### INPUT FOR THIS TASK
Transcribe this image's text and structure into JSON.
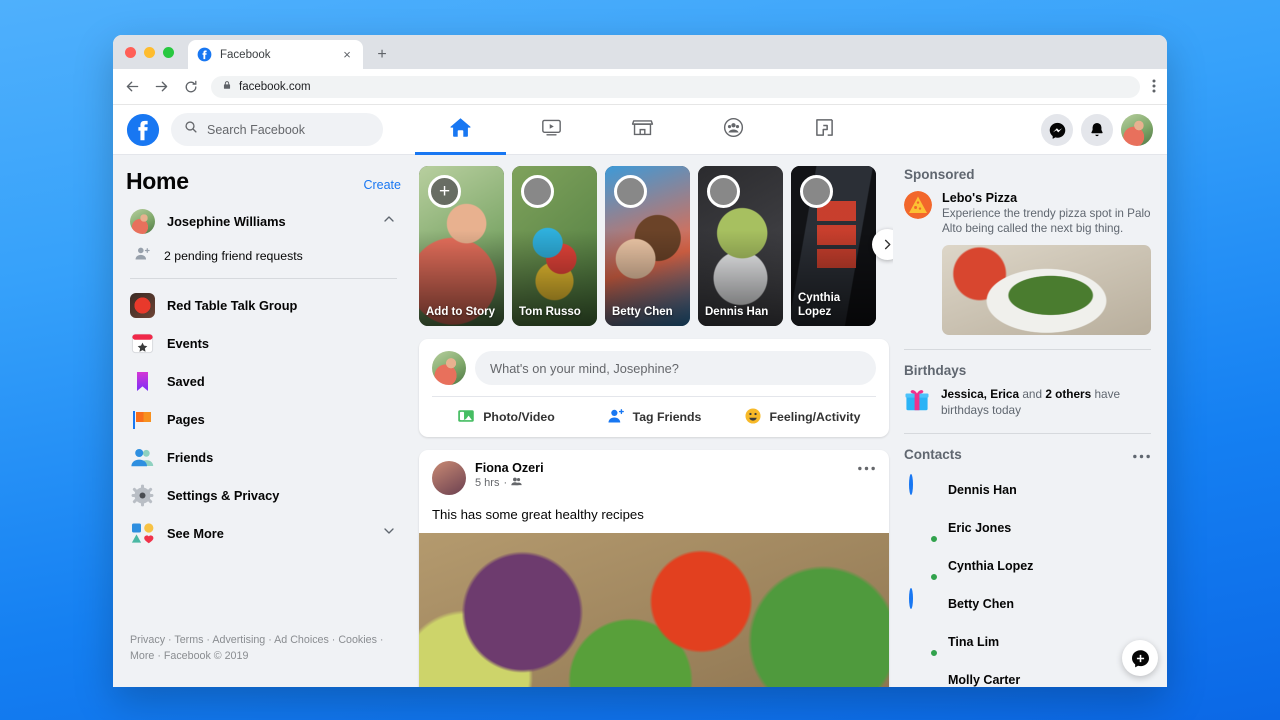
{
  "browser": {
    "tab_title": "Facebook",
    "tab_favicon": "facebook-icon",
    "close_label": "×",
    "new_tab_label": "+",
    "url": "facebook.com",
    "lock_icon": "lock-icon",
    "back_icon": "back-arrow-icon",
    "forward_icon": "forward-arrow-icon",
    "reload_icon": "reload-icon",
    "menu_icon": "kebab-menu-icon"
  },
  "topbar": {
    "logo": "facebook-logo-icon",
    "search_placeholder": "Search Facebook",
    "search_icon": "search-icon",
    "nav": [
      {
        "name": "home",
        "icon": "home-icon",
        "active": true
      },
      {
        "name": "watch",
        "icon": "watch-video-icon",
        "active": false
      },
      {
        "name": "marketplace",
        "icon": "marketplace-store-icon",
        "active": false
      },
      {
        "name": "groups",
        "icon": "groups-icon",
        "active": false
      },
      {
        "name": "gaming",
        "icon": "gaming-icon",
        "active": false
      }
    ],
    "actions": [
      {
        "name": "messenger",
        "icon": "messenger-icon"
      },
      {
        "name": "notifications",
        "icon": "bell-icon"
      },
      {
        "name": "profile",
        "icon": "avatar"
      }
    ]
  },
  "sidebar": {
    "title": "Home",
    "create_label": "Create",
    "profile": {
      "name": "Josephine Williams",
      "collapse_icon": "chevron-up-icon"
    },
    "pending": {
      "label": "2 pending friend requests",
      "icon": "friend-request-icon"
    },
    "items": [
      {
        "label": "Red Table Talk Group",
        "icon": "group-thumbnail-icon"
      },
      {
        "label": "Events",
        "icon": "events-calendar-icon"
      },
      {
        "label": "Saved",
        "icon": "saved-bookmark-icon"
      },
      {
        "label": "Pages",
        "icon": "pages-flag-icon"
      },
      {
        "label": "Friends",
        "icon": "friends-icon"
      },
      {
        "label": "Settings & Privacy",
        "icon": "settings-gear-icon"
      },
      {
        "label": "See More",
        "icon": "see-more-shapes-icon",
        "expand_icon": "chevron-down-icon"
      }
    ],
    "footer": {
      "links": [
        "Privacy",
        "Terms",
        "Advertising",
        "Ad Choices",
        "Cookies",
        "More"
      ],
      "copyright": "Facebook © 2019",
      "separator": " · "
    }
  },
  "stories": {
    "next_icon": "chevron-right-icon",
    "items": [
      {
        "name": "Add to Story",
        "type": "add",
        "add_icon": "plus-icon",
        "thumb": "ph-girl"
      },
      {
        "name": "Tom Russo",
        "type": "story",
        "thumb": "ph-parrot",
        "avatar": "ph-p1"
      },
      {
        "name": "Betty Chen",
        "type": "story",
        "thumb": "ph-two-girls",
        "avatar": "ph-p3"
      },
      {
        "name": "Dennis Han",
        "type": "story",
        "thumb": "ph-plant",
        "avatar": "ph-p2"
      },
      {
        "name": "Cynthia Lopez",
        "type": "story",
        "thumb": "ph-market-sign",
        "avatar": "ph-p5"
      }
    ]
  },
  "composer": {
    "placeholder": "What's on your mind, Josephine?",
    "avatar": "avatar",
    "actions": [
      {
        "label": "Photo/Video",
        "icon": "photo-video-icon"
      },
      {
        "label": "Tag Friends",
        "icon": "tag-friends-icon"
      },
      {
        "label": "Feeling/Activity",
        "icon": "feeling-activity-icon"
      }
    ]
  },
  "post": {
    "author": "Fiona Ozeri",
    "time": "5 hrs",
    "audience_icon": "friends-audience-icon",
    "meta_separator": "·",
    "menu_icon": "more-options-icon",
    "text": "This has some great healthy recipes",
    "image": "farmers-market-produce"
  },
  "right": {
    "sponsored": {
      "heading": "Sponsored",
      "title": "Lebo's Pizza",
      "description": "Experience the trendy pizza spot in Palo Alto being called the next big thing.",
      "logo_icon": "pizza-brand-icon",
      "image": "pizza-photo"
    },
    "birthdays": {
      "heading": "Birthdays",
      "icon": "gift-icon",
      "names": "Jessica, Erica",
      "connector": " and ",
      "others": "2 others",
      "suffix": " have birthdays today"
    },
    "contacts": {
      "heading": "Contacts",
      "menu_icon": "more-options-icon",
      "new_message_icon": "new-message-icon",
      "items": [
        {
          "name": "Dennis Han",
          "active_story": true,
          "online": false,
          "thumb": "ph-p2"
        },
        {
          "name": "Eric Jones",
          "active_story": false,
          "online": true,
          "thumb": "ph-p1"
        },
        {
          "name": "Cynthia Lopez",
          "active_story": false,
          "online": true,
          "thumb": "ph-p5"
        },
        {
          "name": "Betty Chen",
          "active_story": true,
          "online": false,
          "thumb": "ph-p3"
        },
        {
          "name": "Tina Lim",
          "active_story": false,
          "online": true,
          "thumb": "ph-p4"
        },
        {
          "name": "Molly Carter",
          "active_story": false,
          "online": false,
          "thumb": "ph-p6"
        }
      ]
    }
  },
  "colors": {
    "brand_blue": "#1877f2",
    "page_bg": "#f0f2f5",
    "text_primary": "#050505",
    "text_secondary": "#65676b",
    "online_green": "#31a24c"
  }
}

### STATED TASK
Reproduce all of the material above word for word. Omit the pictures.

### CORRECT RESPONSE
Transcribe this image's text and structure into JSON.
{
  "browser": {
    "tab_title": "Facebook",
    "tab_favicon": "facebook-icon",
    "close_label": "×",
    "new_tab_label": "+",
    "url": "facebook.com",
    "lock_icon": "lock-icon",
    "back_icon": "back-arrow-icon",
    "forward_icon": "forward-arrow-icon",
    "reload_icon": "reload-icon",
    "menu_icon": "kebab-menu-icon"
  },
  "topbar": {
    "logo": "facebook-logo-icon",
    "search_placeholder": "Search Facebook",
    "search_icon": "search-icon",
    "nav": [
      {
        "name": "home",
        "icon": "home-icon",
        "active": true
      },
      {
        "name": "watch",
        "icon": "watch-video-icon",
        "active": false
      },
      {
        "name": "marketplace",
        "icon": "marketplace-store-icon",
        "active": false
      },
      {
        "name": "groups",
        "icon": "groups-icon",
        "active": false
      },
      {
        "name": "gaming",
        "icon": "gaming-icon",
        "active": false
      }
    ],
    "actions": [
      {
        "name": "messenger",
        "icon": "messenger-icon"
      },
      {
        "name": "notifications",
        "icon": "bell-icon"
      },
      {
        "name": "profile",
        "icon": "avatar"
      }
    ]
  },
  "sidebar": {
    "title": "Home",
    "create_label": "Create",
    "profile": {
      "name": "Josephine Williams",
      "collapse_icon": "chevron-up-icon"
    },
    "pending": {
      "label": "2 pending friend requests",
      "icon": "friend-request-icon"
    },
    "items": [
      {
        "label": "Red Table Talk Group",
        "icon": "group-thumbnail-icon"
      },
      {
        "label": "Events",
        "icon": "events-calendar-icon"
      },
      {
        "label": "Saved",
        "icon": "saved-bookmark-icon"
      },
      {
        "label": "Pages",
        "icon": "pages-flag-icon"
      },
      {
        "label": "Friends",
        "icon": "friends-icon"
      },
      {
        "label": "Settings & Privacy",
        "icon": "settings-gear-icon"
      },
      {
        "label": "See More",
        "icon": "see-more-shapes-icon",
        "expand_icon": "chevron-down-icon"
      }
    ],
    "footer": {
      "links": [
        "Privacy",
        "Terms",
        "Advertising",
        "Ad Choices",
        "Cookies",
        "More"
      ],
      "copyright": "Facebook © 2019",
      "separator": " · "
    }
  },
  "stories": {
    "next_icon": "chevron-right-icon",
    "items": [
      {
        "name": "Add to Story",
        "type": "add",
        "add_icon": "plus-icon",
        "thumb": "ph-girl"
      },
      {
        "name": "Tom Russo",
        "type": "story",
        "thumb": "ph-parrot",
        "avatar": "ph-p1"
      },
      {
        "name": "Betty Chen",
        "type": "story",
        "thumb": "ph-two-girls",
        "avatar": "ph-p3"
      },
      {
        "name": "Dennis Han",
        "type": "story",
        "thumb": "ph-plant",
        "avatar": "ph-p2"
      },
      {
        "name": "Cynthia Lopez",
        "type": "story",
        "thumb": "ph-market-sign",
        "avatar": "ph-p5"
      }
    ]
  },
  "composer": {
    "placeholder": "What's on your mind, Josephine?",
    "avatar": "avatar",
    "actions": [
      {
        "label": "Photo/Video",
        "icon": "photo-video-icon"
      },
      {
        "label": "Tag Friends",
        "icon": "tag-friends-icon"
      },
      {
        "label": "Feeling/Activity",
        "icon": "feeling-activity-icon"
      }
    ]
  },
  "post": {
    "author": "Fiona Ozeri",
    "time": "5 hrs",
    "audience_icon": "friends-audience-icon",
    "meta_separator": "·",
    "menu_icon": "more-options-icon",
    "text": "This has some great healthy recipes",
    "image": "farmers-market-produce"
  },
  "right": {
    "sponsored": {
      "heading": "Sponsored",
      "title": "Lebo's Pizza",
      "description": "Experience the trendy pizza spot in Palo Alto being called the next big thing.",
      "logo_icon": "pizza-brand-icon",
      "image": "pizza-photo"
    },
    "birthdays": {
      "heading": "Birthdays",
      "icon": "gift-icon",
      "names": "Jessica, Erica",
      "connector": " and ",
      "others": "2 others",
      "suffix": " have birthdays today"
    },
    "contacts": {
      "heading": "Contacts",
      "menu_icon": "more-options-icon",
      "new_message_icon": "new-message-icon",
      "items": [
        {
          "name": "Dennis Han",
          "active_story": true,
          "online": false,
          "thumb": "ph-p2"
        },
        {
          "name": "Eric Jones",
          "active_story": false,
          "online": true,
          "thumb": "ph-p1"
        },
        {
          "name": "Cynthia Lopez",
          "active_story": false,
          "online": true,
          "thumb": "ph-p5"
        },
        {
          "name": "Betty Chen",
          "active_story": true,
          "online": false,
          "thumb": "ph-p3"
        },
        {
          "name": "Tina Lim",
          "active_story": false,
          "online": true,
          "thumb": "ph-p4"
        },
        {
          "name": "Molly Carter",
          "active_story": false,
          "online": false,
          "thumb": "ph-p6"
        }
      ]
    }
  },
  "colors": {
    "brand_blue": "#1877f2",
    "page_bg": "#f0f2f5",
    "text_primary": "#050505",
    "text_secondary": "#65676b",
    "online_green": "#31a24c"
  }
}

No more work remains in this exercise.